-- START OF Data entries --

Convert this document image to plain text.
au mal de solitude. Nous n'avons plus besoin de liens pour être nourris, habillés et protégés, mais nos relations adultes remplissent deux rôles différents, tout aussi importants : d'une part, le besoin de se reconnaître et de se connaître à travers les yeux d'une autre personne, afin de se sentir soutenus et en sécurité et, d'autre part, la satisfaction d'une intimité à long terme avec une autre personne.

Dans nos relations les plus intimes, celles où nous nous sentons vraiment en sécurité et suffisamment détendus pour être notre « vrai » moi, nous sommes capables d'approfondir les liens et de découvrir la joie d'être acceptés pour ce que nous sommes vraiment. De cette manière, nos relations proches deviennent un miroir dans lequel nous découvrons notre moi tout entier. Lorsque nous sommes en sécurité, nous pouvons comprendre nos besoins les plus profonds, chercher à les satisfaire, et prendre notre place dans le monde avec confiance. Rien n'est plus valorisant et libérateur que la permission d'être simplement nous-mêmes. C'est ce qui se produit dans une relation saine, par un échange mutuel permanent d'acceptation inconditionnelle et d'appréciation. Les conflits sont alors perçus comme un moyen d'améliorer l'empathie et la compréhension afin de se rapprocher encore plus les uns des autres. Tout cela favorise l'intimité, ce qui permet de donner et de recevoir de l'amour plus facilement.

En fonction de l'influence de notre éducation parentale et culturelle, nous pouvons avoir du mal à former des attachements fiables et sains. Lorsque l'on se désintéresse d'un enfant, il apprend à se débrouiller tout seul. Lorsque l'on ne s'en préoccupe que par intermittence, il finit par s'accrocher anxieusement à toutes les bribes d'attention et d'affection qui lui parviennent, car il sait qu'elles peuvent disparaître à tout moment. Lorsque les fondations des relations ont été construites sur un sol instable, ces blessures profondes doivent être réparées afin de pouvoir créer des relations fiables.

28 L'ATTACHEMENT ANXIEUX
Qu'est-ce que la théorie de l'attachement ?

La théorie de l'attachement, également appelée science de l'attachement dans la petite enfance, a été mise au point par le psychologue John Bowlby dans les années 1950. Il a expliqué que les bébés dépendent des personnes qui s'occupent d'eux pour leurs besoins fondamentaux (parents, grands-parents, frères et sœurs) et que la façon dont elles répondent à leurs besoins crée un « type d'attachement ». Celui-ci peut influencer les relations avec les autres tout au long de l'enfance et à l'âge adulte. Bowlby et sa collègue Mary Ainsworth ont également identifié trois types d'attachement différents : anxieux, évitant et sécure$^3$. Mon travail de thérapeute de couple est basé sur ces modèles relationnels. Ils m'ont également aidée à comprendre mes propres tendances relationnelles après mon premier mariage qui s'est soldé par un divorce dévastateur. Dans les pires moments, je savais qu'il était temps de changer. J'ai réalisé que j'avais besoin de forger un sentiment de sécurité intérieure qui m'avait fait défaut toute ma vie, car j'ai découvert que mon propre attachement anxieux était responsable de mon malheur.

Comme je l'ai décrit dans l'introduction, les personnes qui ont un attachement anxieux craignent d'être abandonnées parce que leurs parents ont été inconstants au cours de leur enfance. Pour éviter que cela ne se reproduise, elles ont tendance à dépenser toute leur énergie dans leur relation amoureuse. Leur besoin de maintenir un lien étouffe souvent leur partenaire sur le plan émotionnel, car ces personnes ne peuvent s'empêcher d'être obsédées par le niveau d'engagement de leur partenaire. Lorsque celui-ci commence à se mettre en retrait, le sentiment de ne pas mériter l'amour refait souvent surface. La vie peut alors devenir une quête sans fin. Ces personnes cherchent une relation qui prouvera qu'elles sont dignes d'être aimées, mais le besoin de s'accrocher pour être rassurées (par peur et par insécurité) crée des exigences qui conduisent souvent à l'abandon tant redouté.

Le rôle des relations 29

-- END OF Data entries --

## Do this
Gather from the data above every line with the string "liens".

## Written response
au mal de solitude. Nous n'avons plus besoin de liens pour être nourris, habillés et protégés, mais nos relations adultes remplissent deux rôles différents, tout aussi importants : d'une part, le besoin de se reconnaître et de se connaître à travers les yeux d'une autre personne, afin de se sentir soutenus et en sécurité et, d'autre part, la satisfaction d'une intimité à long terme avec une autre personne.
Dans nos relations les plus intimes, celles où nous nous sentons vraiment en sécurité et suffisamment détendus pour être notre « vrai » moi, nous sommes capables d'approfondir les liens et de découvrir la joie d'être acceptés pour ce que nous sommes vraiment. De cette manière, nos relations proches deviennent un miroir dans lequel nous découvrons notre moi tout entier. Lorsque nous sommes en sécurité, nous pouvons comprendre nos besoins les plus profonds, chercher à les satisfaire, et prendre notre place dans le monde avec confiance. Rien n'est plus valorisant et libérateur que la permission d'être simplement nous-mêmes. C'est ce qui se produit dans une relation saine, par un échange mutuel permanent d'acceptation inconditionnelle et d'appréciation. Les conflits sont alors perçus comme un moyen d'améliorer l'empathie et la compréhension afin de se rapprocher encore plus les uns des autres. Tout cela favorise l'intimité, ce qui permet de donner et de recevoir de l'amour plus facilement.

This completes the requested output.